>> Start
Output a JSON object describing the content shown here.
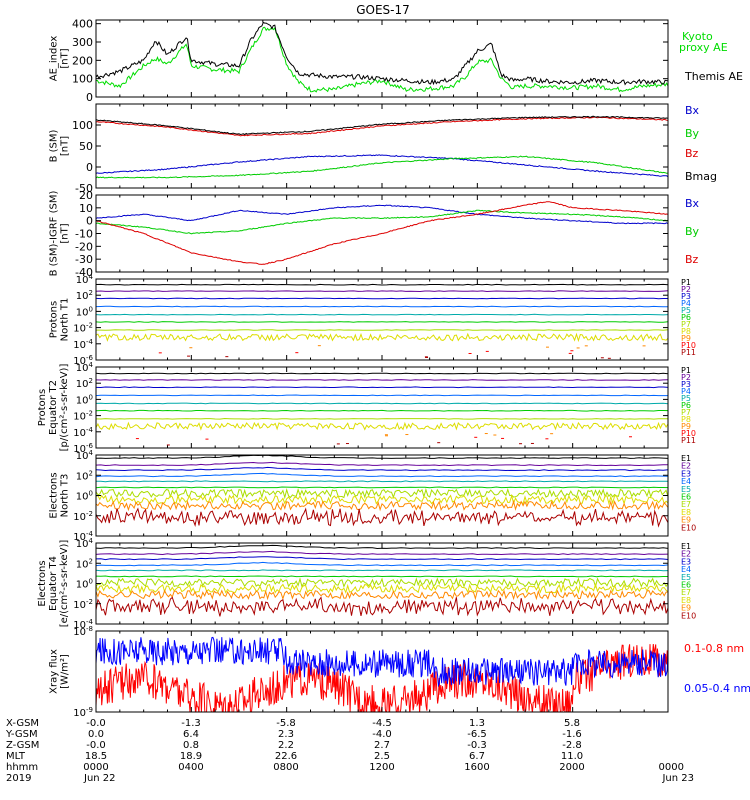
{
  "title": "GOES-17",
  "chart_data": [
    {
      "type": "line",
      "panel": "ae-index",
      "ylabel": [
        "AE_index",
        "[nT]"
      ],
      "ylim": [
        0,
        420
      ],
      "yticks": [
        0,
        100,
        200,
        300,
        400
      ],
      "xlim": [
        0,
        24
      ],
      "series": [
        {
          "name": "Kyoto proxy AE",
          "legend_lines": [
            "Kyoto",
            "proxy AE"
          ],
          "color": "#00dd00",
          "x": [
            0,
            1,
            2,
            2.5,
            3,
            3.8,
            4,
            5,
            6,
            6.5,
            7,
            7.5,
            8,
            8.5,
            9,
            10,
            11,
            12,
            13,
            14,
            15,
            15.5,
            16,
            16.6,
            17,
            17.5,
            18,
            19,
            20,
            21,
            22,
            23,
            24
          ],
          "values": [
            90,
            60,
            170,
            210,
            180,
            290,
            170,
            150,
            140,
            260,
            370,
            380,
            180,
            80,
            40,
            40,
            70,
            90,
            40,
            45,
            60,
            110,
            190,
            200,
            100,
            50,
            60,
            60,
            50,
            60,
            40,
            60,
            70
          ]
        },
        {
          "name": "Themis AE",
          "legend_lines": [
            "Themis AE"
          ],
          "color": "#000000",
          "x": [
            0,
            1,
            2,
            2.5,
            3,
            3.8,
            4,
            5,
            6,
            6.5,
            7,
            7.5,
            8,
            8.5,
            9,
            10,
            11,
            12,
            13,
            14,
            15,
            15.5,
            16,
            16.6,
            17,
            17.5,
            18,
            19,
            20,
            21,
            22,
            23,
            24
          ],
          "values": [
            110,
            140,
            200,
            310,
            230,
            330,
            200,
            180,
            170,
            310,
            400,
            380,
            220,
            130,
            120,
            110,
            110,
            100,
            90,
            80,
            95,
            170,
            250,
            290,
            120,
            90,
            100,
            85,
            80,
            90,
            80,
            85,
            80
          ]
        }
      ]
    },
    {
      "type": "line",
      "panel": "b-sm",
      "ylabel": [
        "B (SM)",
        "[nT]"
      ],
      "ylim": [
        -50,
        150
      ],
      "yticks": [
        -50,
        0,
        50,
        100
      ],
      "xlim": [
        0,
        24
      ],
      "series": [
        {
          "name": "Bx",
          "color": "#0000cc",
          "x": [
            0,
            3,
            6,
            9,
            12,
            15,
            18,
            21,
            24
          ],
          "values": [
            -15,
            -5,
            12,
            25,
            28,
            20,
            5,
            -10,
            -22
          ]
        },
        {
          "name": "By",
          "color": "#00cc00",
          "x": [
            0,
            3,
            6,
            9,
            12,
            15,
            18,
            21,
            24
          ],
          "values": [
            -25,
            -25,
            -20,
            -10,
            10,
            20,
            25,
            10,
            -15
          ]
        },
        {
          "name": "Bz",
          "color": "#dd0000",
          "x": [
            0,
            3,
            6,
            9,
            12,
            15,
            18,
            21,
            24
          ],
          "values": [
            108,
            95,
            75,
            80,
            98,
            108,
            115,
            118,
            112
          ]
        },
        {
          "name": "Bmag",
          "color": "#000000",
          "x": [
            0,
            3,
            6,
            9,
            12,
            15,
            18,
            21,
            24
          ],
          "values": [
            112,
            98,
            78,
            85,
            102,
            112,
            118,
            120,
            116
          ]
        }
      ]
    },
    {
      "type": "line",
      "panel": "b-igrf",
      "ylabel": [
        "B (SM)-IGRF (SM)",
        "[nT]"
      ],
      "ylim": [
        -40,
        20
      ],
      "yticks": [
        -40,
        -30,
        -20,
        -10,
        0,
        10,
        20
      ],
      "xlim": [
        0,
        24
      ],
      "series": [
        {
          "name": "Bx",
          "color": "#0000cc",
          "x": [
            0,
            2,
            4,
            6,
            8,
            10,
            12,
            14,
            16,
            18,
            20,
            22,
            24
          ],
          "values": [
            2,
            5,
            0,
            8,
            5,
            10,
            12,
            10,
            5,
            2,
            0,
            -2,
            -2
          ]
        },
        {
          "name": "By",
          "color": "#00cc00",
          "x": [
            0,
            2,
            4,
            6,
            8,
            10,
            12,
            14,
            16,
            18,
            20,
            22,
            24
          ],
          "values": [
            -2,
            -5,
            -10,
            -8,
            -2,
            2,
            2,
            3,
            8,
            6,
            5,
            3,
            0
          ]
        },
        {
          "name": "Bz",
          "color": "#dd0000",
          "x": [
            0,
            2,
            4,
            6,
            7,
            8,
            10,
            12,
            14,
            16,
            18,
            19,
            20,
            22,
            24
          ],
          "values": [
            0,
            -10,
            -25,
            -32,
            -34,
            -30,
            -18,
            -10,
            0,
            5,
            12,
            15,
            10,
            8,
            5
          ]
        }
      ]
    },
    {
      "type": "line",
      "panel": "protons-t1",
      "ylabel": [
        "Protons",
        "North T1"
      ],
      "log": true,
      "ylim_exp": [
        -6,
        4
      ],
      "ytick_exps": [
        -6,
        -4,
        -2,
        0,
        2,
        4
      ],
      "xlim": [
        0,
        24
      ],
      "series": [
        {
          "name": "P1",
          "color": "#000000",
          "level": 3.3
        },
        {
          "name": "P2",
          "color": "#660099",
          "level": 2.5
        },
        {
          "name": "P3",
          "color": "#0000cc",
          "level": 1.6
        },
        {
          "name": "P4",
          "color": "#0066ff",
          "level": 0.6
        },
        {
          "name": "P5",
          "color": "#00aaaa",
          "level": -0.4
        },
        {
          "name": "P6",
          "color": "#00cc00",
          "level": -1.3
        },
        {
          "name": "P7",
          "color": "#aadd00",
          "level": -2.3
        },
        {
          "name": "P8",
          "color": "#dddd00",
          "level": -3.2
        },
        {
          "name": "P9",
          "color": "#ff8800",
          "level": -4.4
        },
        {
          "name": "P10",
          "color": "#ff0000",
          "level": -5.0
        },
        {
          "name": "P11",
          "color": "#aa0000",
          "level": -5.6
        }
      ]
    },
    {
      "type": "line",
      "panel": "protons-t2",
      "ylabel": [
        "Protons",
        "Equator T2",
        "[p/(cm²-s-sr-keV)]"
      ],
      "log": true,
      "ylim_exp": [
        -6,
        4
      ],
      "ytick_exps": [
        -6,
        -4,
        -2,
        0,
        2,
        4
      ],
      "xlim": [
        0,
        24
      ],
      "series": [
        {
          "name": "P1",
          "color": "#000000",
          "level": 3.2
        },
        {
          "name": "P2",
          "color": "#660099",
          "level": 2.4
        },
        {
          "name": "P3",
          "color": "#0000cc",
          "level": 1.5
        },
        {
          "name": "P4",
          "color": "#0066ff",
          "level": 0.5
        },
        {
          "name": "P5",
          "color": "#00aaaa",
          "level": -0.5
        },
        {
          "name": "P6",
          "color": "#00cc00",
          "level": -1.4
        },
        {
          "name": "P7",
          "color": "#aadd00",
          "level": -2.4
        },
        {
          "name": "P8",
          "color": "#dddd00",
          "level": -3.3
        },
        {
          "name": "P9",
          "color": "#ff8800",
          "level": -4.3
        },
        {
          "name": "P10",
          "color": "#ff0000",
          "level": -4.8
        },
        {
          "name": "P11",
          "color": "#aa0000",
          "level": -5.5
        }
      ]
    },
    {
      "type": "line",
      "panel": "electrons-t3",
      "ylabel": [
        "Electrons",
        "North T3"
      ],
      "log": true,
      "ylim_exp": [
        -4,
        4
      ],
      "ytick_exps": [
        -4,
        -2,
        0,
        2,
        4
      ],
      "xlim": [
        0,
        24
      ],
      "series": [
        {
          "name": "E1",
          "color": "#000000",
          "level": 3.7
        },
        {
          "name": "E2",
          "color": "#660099",
          "level": 3.0
        },
        {
          "name": "E3",
          "color": "#0000cc",
          "level": 2.5
        },
        {
          "name": "E4",
          "color": "#0066ff",
          "level": 1.9
        },
        {
          "name": "E5",
          "color": "#00aaaa",
          "level": 1.4
        },
        {
          "name": "E6",
          "color": "#00cc00",
          "level": 0.8
        },
        {
          "name": "E7",
          "color": "#aadd00",
          "level": 0.2
        },
        {
          "name": "E8",
          "color": "#dddd00",
          "level": -0.4
        },
        {
          "name": "E9",
          "color": "#ff8800",
          "level": -1.0
        },
        {
          "name": "E10",
          "color": "#aa0000",
          "level": -2.2
        }
      ]
    },
    {
      "type": "line",
      "panel": "electrons-t4",
      "ylabel": [
        "Electrons",
        "Equator T4",
        "[e/(cm²-s-sr-keV)]"
      ],
      "log": true,
      "ylim_exp": [
        -4,
        4
      ],
      "ytick_exps": [
        -4,
        -2,
        0,
        2,
        4
      ],
      "xlim": [
        0,
        24
      ],
      "series": [
        {
          "name": "E1",
          "color": "#000000",
          "level": 3.5
        },
        {
          "name": "E2",
          "color": "#660099",
          "level": 2.9
        },
        {
          "name": "E3",
          "color": "#0000cc",
          "level": 2.4
        },
        {
          "name": "E4",
          "color": "#0066ff",
          "level": 1.8
        },
        {
          "name": "E5",
          "color": "#00aaaa",
          "level": 1.3
        },
        {
          "name": "E6",
          "color": "#00cc00",
          "level": 0.7
        },
        {
          "name": "E7",
          "color": "#aadd00",
          "level": 0.1
        },
        {
          "name": "E8",
          "color": "#dddd00",
          "level": -0.5
        },
        {
          "name": "E9",
          "color": "#ff8800",
          "level": -1.1
        },
        {
          "name": "E10",
          "color": "#aa0000",
          "level": -2.3
        }
      ]
    },
    {
      "type": "line",
      "panel": "xray-flux",
      "ylabel": [
        "Xray flux",
        "[W/m²]"
      ],
      "log": true,
      "ylim_exp": [
        -9,
        -8
      ],
      "ytick_exps": [
        -9,
        -8
      ],
      "xlim": [
        0,
        24
      ],
      "series": [
        {
          "name": "0.1-0.8 nm",
          "color": "#ff0000",
          "level": 0.2
        },
        {
          "name": "0.05-0.4 nm",
          "color": "#0000ff",
          "level": 0.7
        }
      ]
    }
  ],
  "orbit_table": {
    "row_labels": [
      "X-GSM",
      "Y-GSM",
      "Z-GSM",
      "MLT",
      "hhmm",
      "2019"
    ],
    "columns": [
      [
        "-0.0",
        "0.0",
        "-0.0",
        "18.5",
        "0000",
        "Jun 22"
      ],
      [
        "-1.3",
        "6.4",
        "0.8",
        "18.9",
        "0400",
        ""
      ],
      [
        "-5.8",
        "2.3",
        "2.2",
        "22.6",
        "0800",
        ""
      ],
      [
        "-4.5",
        "-4.0",
        "2.7",
        "2.5",
        "1200",
        ""
      ],
      [
        "1.3",
        "-6.5",
        "-0.3",
        "6.7",
        "1600",
        ""
      ],
      [
        "5.8",
        "-1.6",
        "-2.8",
        "11.0",
        "2000",
        ""
      ],
      [
        "",
        "",
        "",
        "",
        "0000",
        "Jun 23"
      ]
    ]
  }
}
>> End
From the material above, copy each line that includes the word "panel".

      "panel": "ae-index",
      "panel": "b-sm",
      "panel": "b-igrf",
      "panel": "protons-t1",
      "panel": "protons-t2",
      "panel": "electrons-t3",
      "panel": "electrons-t4",
      "panel": "xray-flux",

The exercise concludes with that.